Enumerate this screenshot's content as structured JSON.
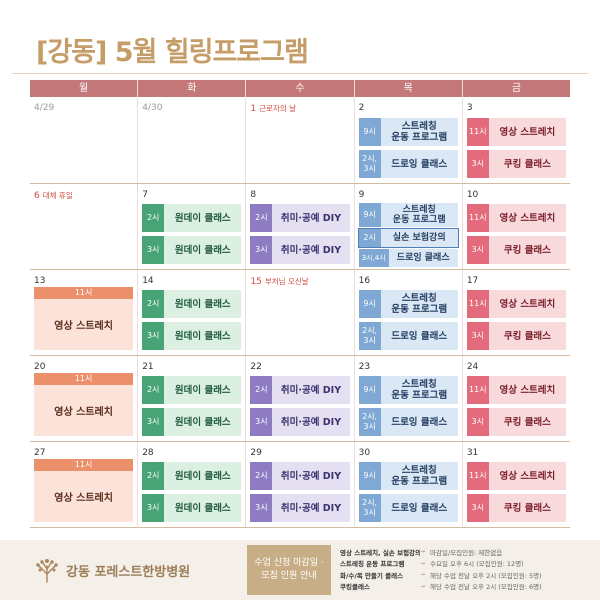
{
  "header": {
    "title": "[강동] 5월 힐링프로그램"
  },
  "weekdays": [
    "월",
    "화",
    "수",
    "목",
    "금"
  ],
  "weeks": [
    {
      "days": [
        {
          "date": "4/29"
        },
        {
          "date": "4/30"
        },
        {
          "date": "1",
          "note": "근로자의 날"
        },
        {
          "date": "2",
          "events": [
            {
              "time": "9시",
              "name": "스트레칭\n운동 프로그램"
            },
            {
              "time": "2시,\n3시",
              "name": "드로잉 클래스"
            }
          ]
        },
        {
          "date": "3",
          "events": [
            {
              "time": "11시",
              "name": "영상 스트레치"
            },
            {
              "time": "3시",
              "name": "쿠킹 클래스"
            }
          ]
        }
      ]
    },
    {
      "days": [
        {
          "date": "6",
          "note": "대체 휴일"
        },
        {
          "date": "7",
          "events": [
            {
              "time": "2시",
              "name": "원데이 클래스"
            },
            {
              "time": "3시",
              "name": "원데이 클래스"
            }
          ]
        },
        {
          "date": "8",
          "events": [
            {
              "time": "2시",
              "name": "취미·공예 DIY"
            },
            {
              "time": "3시",
              "name": "취미·공예 DIY"
            }
          ]
        },
        {
          "date": "9",
          "events": [
            {
              "time": "9시",
              "name": "스트레칭\n운동 프로그램"
            },
            {
              "time": "2시",
              "name": "실손 보험강의"
            },
            {
              "time": "3시,4시",
              "name": "드로잉 클래스"
            }
          ]
        },
        {
          "date": "10",
          "events": [
            {
              "time": "11시",
              "name": "영상 스트레치"
            },
            {
              "time": "3시",
              "name": "쿠킹 클래스"
            }
          ]
        }
      ]
    },
    {
      "days": [
        {
          "date": "13",
          "events": [
            {
              "time": "11시",
              "name": "영상 스트레치"
            }
          ]
        },
        {
          "date": "14",
          "events": [
            {
              "time": "2시",
              "name": "원데이 클래스"
            },
            {
              "time": "3시",
              "name": "원데이 클래스"
            }
          ]
        },
        {
          "date": "15",
          "note": "부처님 오신날"
        },
        {
          "date": "16",
          "events": [
            {
              "time": "9시",
              "name": "스트레칭\n운동 프로그램"
            },
            {
              "time": "2시,\n3시",
              "name": "드로잉 클래스"
            }
          ]
        },
        {
          "date": "17",
          "events": [
            {
              "time": "11시",
              "name": "영상 스트레치"
            },
            {
              "time": "3시",
              "name": "쿠킹 클래스"
            }
          ]
        }
      ]
    },
    {
      "days": [
        {
          "date": "20",
          "events": [
            {
              "time": "11시",
              "name": "영상 스트레치"
            }
          ]
        },
        {
          "date": "21",
          "events": [
            {
              "time": "2시",
              "name": "원데이 클래스"
            },
            {
              "time": "3시",
              "name": "원데이 클래스"
            }
          ]
        },
        {
          "date": "22",
          "events": [
            {
              "time": "2시",
              "name": "취미·공예 DIY"
            },
            {
              "time": "3시",
              "name": "취미·공예 DIY"
            }
          ]
        },
        {
          "date": "23",
          "events": [
            {
              "time": "9시",
              "name": "스트레칭\n운동 프로그램"
            },
            {
              "time": "2시,\n3시",
              "name": "드로잉 클래스"
            }
          ]
        },
        {
          "date": "24",
          "events": [
            {
              "time": "11시",
              "name": "영상 스트레치"
            },
            {
              "time": "3시",
              "name": "쿠킹 클래스"
            }
          ]
        }
      ]
    },
    {
      "days": [
        {
          "date": "27",
          "events": [
            {
              "time": "11시",
              "name": "영상 스트레치"
            }
          ]
        },
        {
          "date": "28",
          "events": [
            {
              "time": "2시",
              "name": "원데이 클래스"
            },
            {
              "time": "3시",
              "name": "원데이 클래스"
            }
          ]
        },
        {
          "date": "29",
          "events": [
            {
              "time": "2시",
              "name": "취미·공예 DIY"
            },
            {
              "time": "3시",
              "name": "취미·공예 DIY"
            }
          ]
        },
        {
          "date": "30",
          "events": [
            {
              "time": "9시",
              "name": "스트레칭\n운동 프로그램"
            },
            {
              "time": "2시,\n3시",
              "name": "드로잉 클래스"
            }
          ]
        },
        {
          "date": "31",
          "events": [
            {
              "time": "11시",
              "name": "영상 스트레치"
            },
            {
              "time": "3시",
              "name": "쿠킹 클래스"
            }
          ]
        }
      ]
    }
  ],
  "footer": {
    "hospital": "강동 포레스트한방병원",
    "notice_line1": "수업 신청 마감일 ·",
    "notice_line2": "모집 인원 안내",
    "info": [
      {
        "label": "영상 스트레치, 실손 보험강의",
        "value": "마감일/모집인원: 제한없음"
      },
      {
        "label": "스트레칭 운동 프로그램",
        "value": "수요일 오후 6시 (모집인원: 12명)"
      },
      {
        "label": "화/수/목 만들기 클래스",
        "value": "해당 수업 전날 오후 2시 (모집인원: 5명)"
      },
      {
        "label": "쿠킹클래스",
        "value": "해당 수업 전날 오후 2시 (모집인원: 6명)"
      }
    ]
  },
  "colors": {
    "accent": "#c49d68",
    "header": "#c4787a",
    "green": "#48a377",
    "purple": "#8e7cc2",
    "blue": "#7fa8d4",
    "red": "#e46b7b",
    "orange": "#ec8f6b"
  }
}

::::

__What is needed__. Search the material above for "value". Pull out each line where it shows up.

__Written response__.
        "value": "마감일/모집인원: 제한없음"
        "value": "수요일 오후 6시 (모집인원: 12명)"
        "value": "해당 수업 전날 오후 2시 (모집인원: 5명)"
        "value": "해당 수업 전날 오후 2시 (모집인원: 6명)"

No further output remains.